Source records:
________

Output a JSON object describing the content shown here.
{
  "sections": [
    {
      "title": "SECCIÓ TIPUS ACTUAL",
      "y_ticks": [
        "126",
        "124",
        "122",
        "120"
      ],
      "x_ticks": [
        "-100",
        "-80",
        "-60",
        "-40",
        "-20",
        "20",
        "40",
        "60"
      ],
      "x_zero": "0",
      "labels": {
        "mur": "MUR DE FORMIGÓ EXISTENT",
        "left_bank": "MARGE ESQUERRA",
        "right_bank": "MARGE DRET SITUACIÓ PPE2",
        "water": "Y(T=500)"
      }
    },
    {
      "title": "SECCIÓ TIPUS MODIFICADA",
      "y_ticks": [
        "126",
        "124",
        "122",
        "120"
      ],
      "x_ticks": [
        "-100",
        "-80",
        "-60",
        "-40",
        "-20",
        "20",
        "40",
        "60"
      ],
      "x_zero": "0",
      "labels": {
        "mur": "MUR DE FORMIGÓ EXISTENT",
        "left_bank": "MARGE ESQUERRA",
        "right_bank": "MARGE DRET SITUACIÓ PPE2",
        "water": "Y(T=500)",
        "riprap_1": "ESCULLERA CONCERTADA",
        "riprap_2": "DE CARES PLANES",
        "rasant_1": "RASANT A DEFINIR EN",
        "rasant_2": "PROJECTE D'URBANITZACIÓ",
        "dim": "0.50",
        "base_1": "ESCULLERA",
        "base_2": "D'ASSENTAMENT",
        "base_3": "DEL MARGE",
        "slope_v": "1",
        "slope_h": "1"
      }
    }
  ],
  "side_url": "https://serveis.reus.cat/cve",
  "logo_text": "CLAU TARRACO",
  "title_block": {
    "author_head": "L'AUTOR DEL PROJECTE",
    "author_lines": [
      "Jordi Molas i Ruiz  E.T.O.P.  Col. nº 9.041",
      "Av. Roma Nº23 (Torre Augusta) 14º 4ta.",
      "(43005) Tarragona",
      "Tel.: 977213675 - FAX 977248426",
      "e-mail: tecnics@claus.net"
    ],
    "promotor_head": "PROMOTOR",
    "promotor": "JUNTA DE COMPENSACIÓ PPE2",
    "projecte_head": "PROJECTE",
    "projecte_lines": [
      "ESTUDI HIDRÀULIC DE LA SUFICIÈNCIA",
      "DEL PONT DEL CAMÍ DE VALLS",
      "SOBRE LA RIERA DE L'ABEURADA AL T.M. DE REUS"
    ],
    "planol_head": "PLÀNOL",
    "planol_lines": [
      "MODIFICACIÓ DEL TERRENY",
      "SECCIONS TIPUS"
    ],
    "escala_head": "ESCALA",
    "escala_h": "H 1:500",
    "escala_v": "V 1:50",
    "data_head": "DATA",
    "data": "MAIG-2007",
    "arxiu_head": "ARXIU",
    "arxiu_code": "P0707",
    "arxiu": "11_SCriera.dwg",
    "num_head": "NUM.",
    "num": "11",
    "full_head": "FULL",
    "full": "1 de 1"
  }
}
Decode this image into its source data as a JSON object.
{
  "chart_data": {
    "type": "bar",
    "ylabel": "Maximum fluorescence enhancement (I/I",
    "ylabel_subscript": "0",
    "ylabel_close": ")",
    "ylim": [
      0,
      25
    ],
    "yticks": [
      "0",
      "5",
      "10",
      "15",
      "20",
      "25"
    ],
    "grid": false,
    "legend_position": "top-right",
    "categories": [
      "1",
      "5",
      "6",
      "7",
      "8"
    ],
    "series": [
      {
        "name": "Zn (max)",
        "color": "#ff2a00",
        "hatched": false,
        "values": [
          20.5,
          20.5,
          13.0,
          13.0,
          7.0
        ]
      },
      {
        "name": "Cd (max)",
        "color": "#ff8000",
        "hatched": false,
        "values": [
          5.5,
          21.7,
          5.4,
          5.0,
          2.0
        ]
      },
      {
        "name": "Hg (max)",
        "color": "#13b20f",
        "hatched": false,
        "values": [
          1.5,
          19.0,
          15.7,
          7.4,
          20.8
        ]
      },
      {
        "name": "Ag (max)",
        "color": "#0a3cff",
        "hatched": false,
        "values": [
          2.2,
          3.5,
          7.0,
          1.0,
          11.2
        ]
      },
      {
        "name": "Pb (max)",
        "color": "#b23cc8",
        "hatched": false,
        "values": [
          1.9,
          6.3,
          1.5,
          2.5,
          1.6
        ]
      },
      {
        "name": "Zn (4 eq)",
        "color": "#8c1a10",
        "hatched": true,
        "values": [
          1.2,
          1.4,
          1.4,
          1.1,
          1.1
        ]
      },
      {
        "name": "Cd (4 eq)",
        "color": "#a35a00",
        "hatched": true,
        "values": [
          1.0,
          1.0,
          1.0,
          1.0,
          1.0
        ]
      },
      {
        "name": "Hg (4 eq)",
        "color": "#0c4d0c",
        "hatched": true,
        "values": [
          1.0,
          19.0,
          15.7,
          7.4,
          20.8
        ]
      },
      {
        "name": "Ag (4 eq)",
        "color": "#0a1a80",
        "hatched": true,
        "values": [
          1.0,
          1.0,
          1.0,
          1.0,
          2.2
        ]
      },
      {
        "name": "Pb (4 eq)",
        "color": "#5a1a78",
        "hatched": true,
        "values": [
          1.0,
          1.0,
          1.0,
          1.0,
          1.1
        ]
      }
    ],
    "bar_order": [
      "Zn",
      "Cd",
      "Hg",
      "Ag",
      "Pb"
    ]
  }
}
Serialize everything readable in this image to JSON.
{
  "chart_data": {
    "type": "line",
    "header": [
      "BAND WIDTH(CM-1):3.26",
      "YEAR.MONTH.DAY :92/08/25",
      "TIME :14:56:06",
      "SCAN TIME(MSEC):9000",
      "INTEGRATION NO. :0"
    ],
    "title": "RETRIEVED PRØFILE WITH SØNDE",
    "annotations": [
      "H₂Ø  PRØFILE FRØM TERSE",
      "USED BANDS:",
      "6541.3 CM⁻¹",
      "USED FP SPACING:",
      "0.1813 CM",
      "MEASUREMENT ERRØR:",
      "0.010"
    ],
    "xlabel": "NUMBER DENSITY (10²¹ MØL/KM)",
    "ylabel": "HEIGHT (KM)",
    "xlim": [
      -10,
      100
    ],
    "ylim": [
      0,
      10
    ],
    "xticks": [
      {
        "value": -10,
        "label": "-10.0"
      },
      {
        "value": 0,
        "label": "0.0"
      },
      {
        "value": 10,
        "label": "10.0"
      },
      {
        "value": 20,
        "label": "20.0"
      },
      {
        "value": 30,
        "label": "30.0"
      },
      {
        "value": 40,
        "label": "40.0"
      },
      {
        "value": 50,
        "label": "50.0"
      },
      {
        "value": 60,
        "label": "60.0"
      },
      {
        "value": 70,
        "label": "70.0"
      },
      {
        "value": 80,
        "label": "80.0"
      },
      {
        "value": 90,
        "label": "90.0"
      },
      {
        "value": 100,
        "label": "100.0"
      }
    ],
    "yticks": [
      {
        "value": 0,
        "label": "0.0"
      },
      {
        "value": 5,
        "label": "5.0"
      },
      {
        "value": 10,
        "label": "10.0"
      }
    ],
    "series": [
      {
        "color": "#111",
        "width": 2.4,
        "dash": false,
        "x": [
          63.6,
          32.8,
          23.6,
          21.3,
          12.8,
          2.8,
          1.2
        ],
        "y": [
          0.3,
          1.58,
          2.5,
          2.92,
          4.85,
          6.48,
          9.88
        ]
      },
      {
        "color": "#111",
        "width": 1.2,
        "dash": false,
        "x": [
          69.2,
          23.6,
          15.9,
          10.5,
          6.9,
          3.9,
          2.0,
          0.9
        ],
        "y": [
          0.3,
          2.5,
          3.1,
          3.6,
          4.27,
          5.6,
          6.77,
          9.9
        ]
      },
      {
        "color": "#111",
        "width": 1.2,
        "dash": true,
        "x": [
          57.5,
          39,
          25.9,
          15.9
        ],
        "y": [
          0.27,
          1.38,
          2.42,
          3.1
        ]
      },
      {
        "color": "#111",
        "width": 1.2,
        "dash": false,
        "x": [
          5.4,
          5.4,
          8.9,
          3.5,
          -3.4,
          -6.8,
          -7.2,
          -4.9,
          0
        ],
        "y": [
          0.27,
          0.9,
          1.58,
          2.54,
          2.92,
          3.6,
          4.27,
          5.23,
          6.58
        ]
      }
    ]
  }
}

________

Report each line in the preceding entries that holds the string "name".

        "name": "Zn (max)",
        "name": "Cd (max)",
        "name": "Hg (max)",
        "name": "Ag (max)",
        "name": "Pb (max)",
        "name": "Zn (4 eq)",
        "name": "Cd (4 eq)",
        "name": "Hg (4 eq)",
        "name": "Ag (4 eq)",
        "name": "Pb (4 eq)",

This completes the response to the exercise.